(Records)
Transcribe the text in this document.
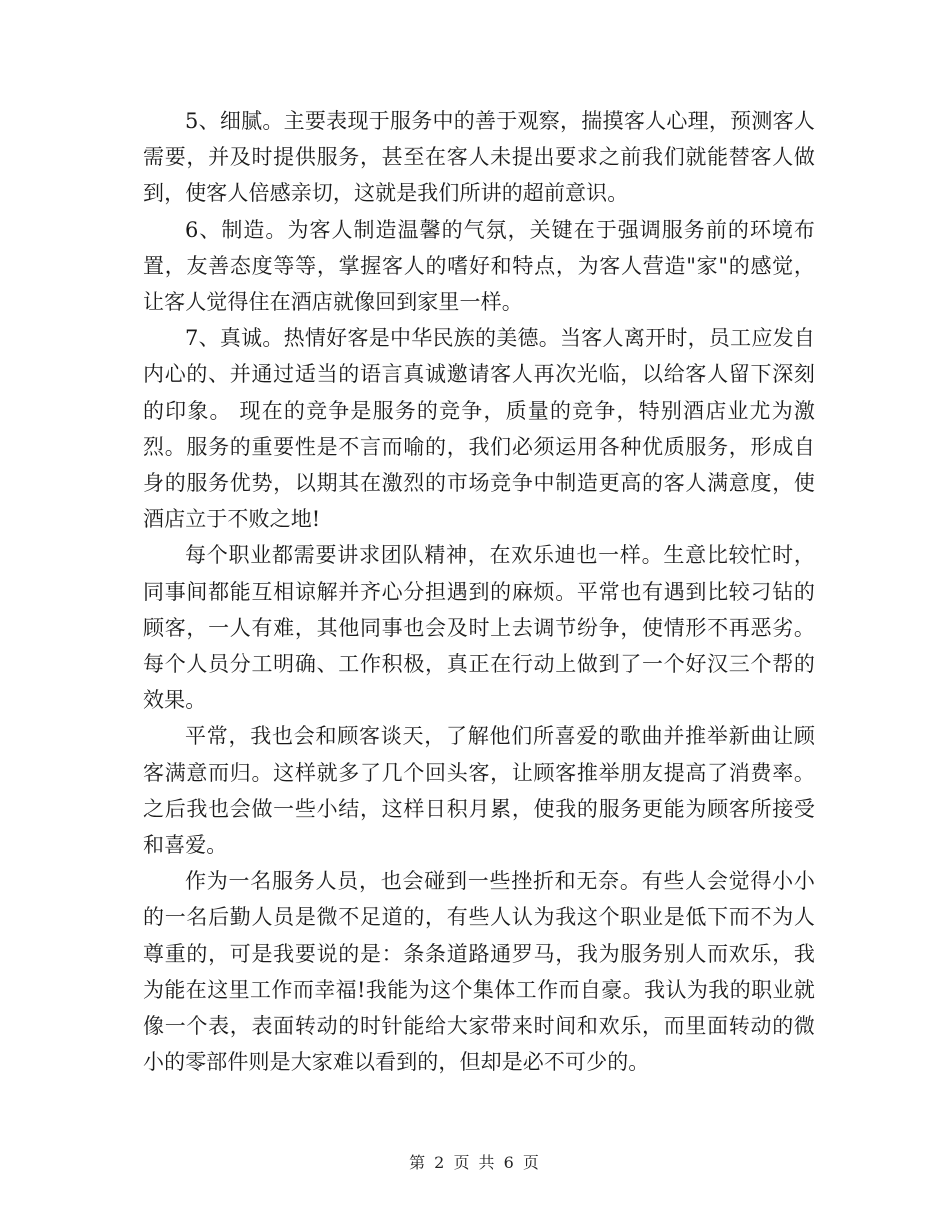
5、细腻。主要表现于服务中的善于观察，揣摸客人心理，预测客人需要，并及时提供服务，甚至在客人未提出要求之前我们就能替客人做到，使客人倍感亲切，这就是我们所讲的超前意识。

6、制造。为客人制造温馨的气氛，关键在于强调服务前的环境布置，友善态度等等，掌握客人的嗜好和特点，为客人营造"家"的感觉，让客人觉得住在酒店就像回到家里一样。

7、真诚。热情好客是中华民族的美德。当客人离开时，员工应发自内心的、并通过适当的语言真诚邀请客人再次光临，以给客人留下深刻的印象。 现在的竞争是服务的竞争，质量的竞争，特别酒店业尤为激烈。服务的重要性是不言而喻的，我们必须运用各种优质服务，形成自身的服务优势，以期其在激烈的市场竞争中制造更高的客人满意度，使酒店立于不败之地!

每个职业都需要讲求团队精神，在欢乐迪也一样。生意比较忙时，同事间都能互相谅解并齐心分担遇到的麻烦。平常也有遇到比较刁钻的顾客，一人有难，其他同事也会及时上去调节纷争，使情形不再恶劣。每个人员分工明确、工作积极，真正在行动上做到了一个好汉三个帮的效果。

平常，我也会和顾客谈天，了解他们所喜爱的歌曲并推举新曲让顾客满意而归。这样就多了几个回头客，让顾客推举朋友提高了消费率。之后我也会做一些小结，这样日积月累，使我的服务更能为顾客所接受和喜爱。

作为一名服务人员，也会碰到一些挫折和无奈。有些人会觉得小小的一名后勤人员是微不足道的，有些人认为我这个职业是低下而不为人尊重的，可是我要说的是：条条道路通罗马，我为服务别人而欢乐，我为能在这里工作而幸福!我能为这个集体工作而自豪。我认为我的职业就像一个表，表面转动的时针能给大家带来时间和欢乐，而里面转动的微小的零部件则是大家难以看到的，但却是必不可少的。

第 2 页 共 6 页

| WRITTEN EXERCISE |
Each entry gets copied exactly; the pictures stay out.

| SOLUTION |
Transcribe the text in this document.
5、细腻。主要表现于服务中的善于观察，揣摸客人心理，预测客人需要，并及时提供服务，甚至在客人未提出要求之前我们就能替客人做到，使客人倍感亲切，这就是我们所讲的超前意识。

6、制造。为客人制造温馨的气氛，关键在于强调服务前的环境布置，友善态度等等，掌握客人的嗜好和特点，为客人营造"家"的感觉，让客人觉得住在酒店就像回到家里一样。

7、真诚。热情好客是中华民族的美德。当客人离开时，员工应发自内心的、并通过适当的语言真诚邀请客人再次光临，以给客人留下深刻的印象。 现在的竞争是服务的竞争，质量的竞争，特别酒店业尤为激烈。服务的重要性是不言而喻的，我们必须运用各种优质服务，形成自身的服务优势，以期其在激烈的市场竞争中制造更高的客人满意度，使酒店立于不败之地!

每个职业都需要讲求团队精神，在欢乐迪也一样。生意比较忙时，同事间都能互相谅解并齐心分担遇到的麻烦。平常也有遇到比较刁钻的顾客，一人有难，其他同事也会及时上去调节纷争，使情形不再恶劣。每个人员分工明确、工作积极，真正在行动上做到了一个好汉三个帮的效果。

平常，我也会和顾客谈天，了解他们所喜爱的歌曲并推举新曲让顾客满意而归。这样就多了几个回头客，让顾客推举朋友提高了消费率。之后我也会做一些小结，这样日积月累，使我的服务更能为顾客所接受和喜爱。

作为一名服务人员，也会碰到一些挫折和无奈。有些人会觉得小小的一名后勤人员是微不足道的，有些人认为我这个职业是低下而不为人尊重的，可是我要说的是：条条道路通罗马，我为服务别人而欢乐，我为能在这里工作而幸福!我能为这个集体工作而自豪。我认为我的职业就像一个表，表面转动的时针能给大家带来时间和欢乐，而里面转动的微小的零部件则是大家难以看到的，但却是必不可少的。

第 2 页 共 6 页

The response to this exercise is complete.